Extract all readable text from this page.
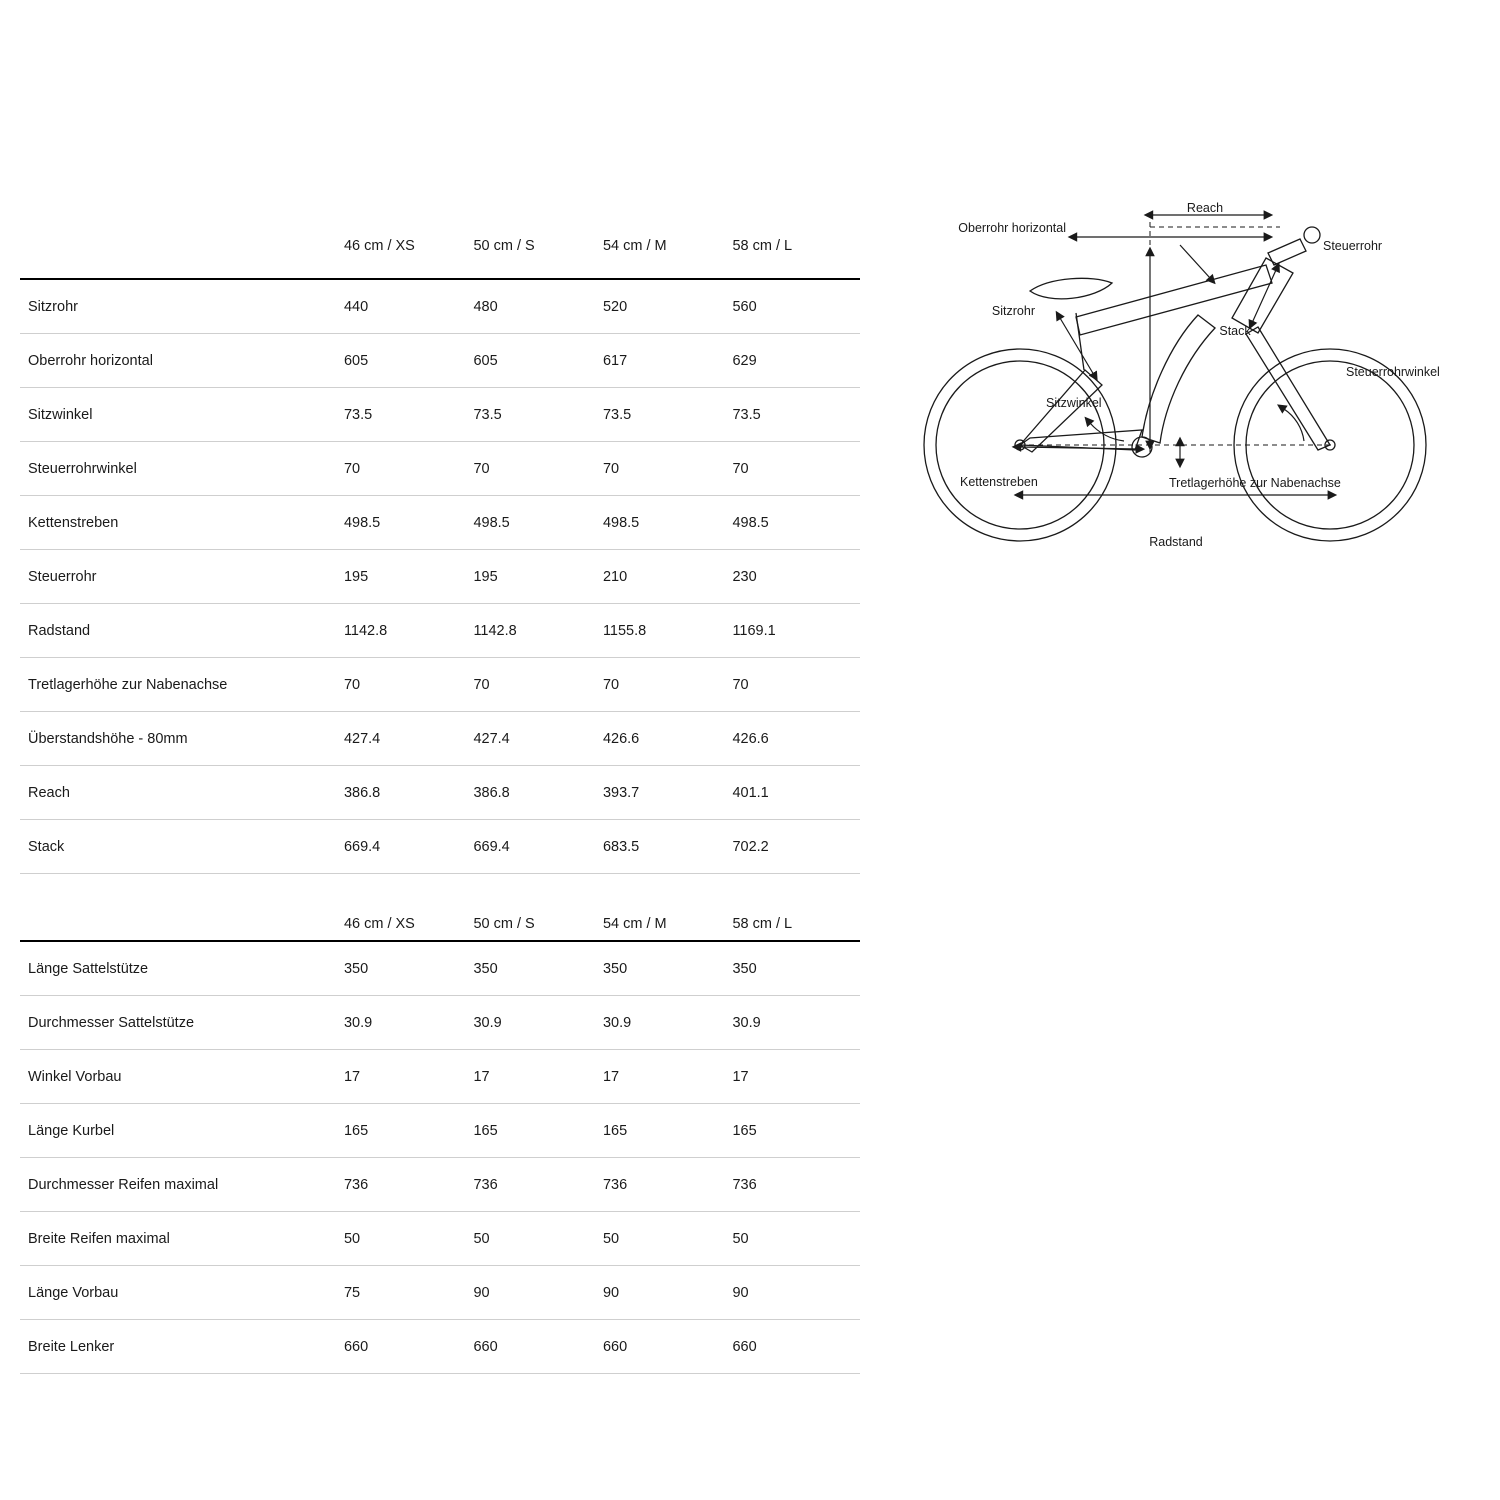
	46 cm / XS	50 cm / S	54 cm / M	58 cm / L
Sitzrohr	440	480	520	560
Oberrohr horizontal	605	605	617	629
Sitzwinkel	73.5	73.5	73.5	73.5
Steuerrohrwinkel	70	70	70	70
Kettenstreben	498.5	498.5	498.5	498.5
Steuerrohr	195	195	210	230
Radstand	1142.8	1142.8	1155.8	1169.1
Tretlagerhöhe zur Nabenachse	70	70	70	70
Überstandshöhe - 80mm	427.4	427.4	426.6	426.6
Reach	386.8	386.8	393.7	401.1
Stack	669.4	669.4	683.5	702.2
	46 cm / XS	50 cm / S	54 cm / M	58 cm / L
Länge Sattelstütze	350	350	350	350
Durchmesser Sattelstütze	30.9	30.9	30.9	30.9
Winkel Vorbau	17	17	17	17
Länge Kurbel	165	165	165	165
Durchmesser Reifen maximal	736	736	736	736
Breite Reifen maximal	50	50	50	50
Länge Vorbau	75	90	90	90
Breite Lenker	660	660	660	660
Reach
Oberrohr horizontal
Steuerrohr
Sitzrohr
Stack
Steuerrohrwinkel
Sitzwinkel
Kettenstreben	Tretlagerhöhe zur Nabenachse
Radstand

Goal of the exercise. Look over the listing. Pull out every line with the string "Vorbau" in it.

Answer to this exercise.
Winkel Vorbau	17	17	17	17
Länge Vorbau	75	90	90	90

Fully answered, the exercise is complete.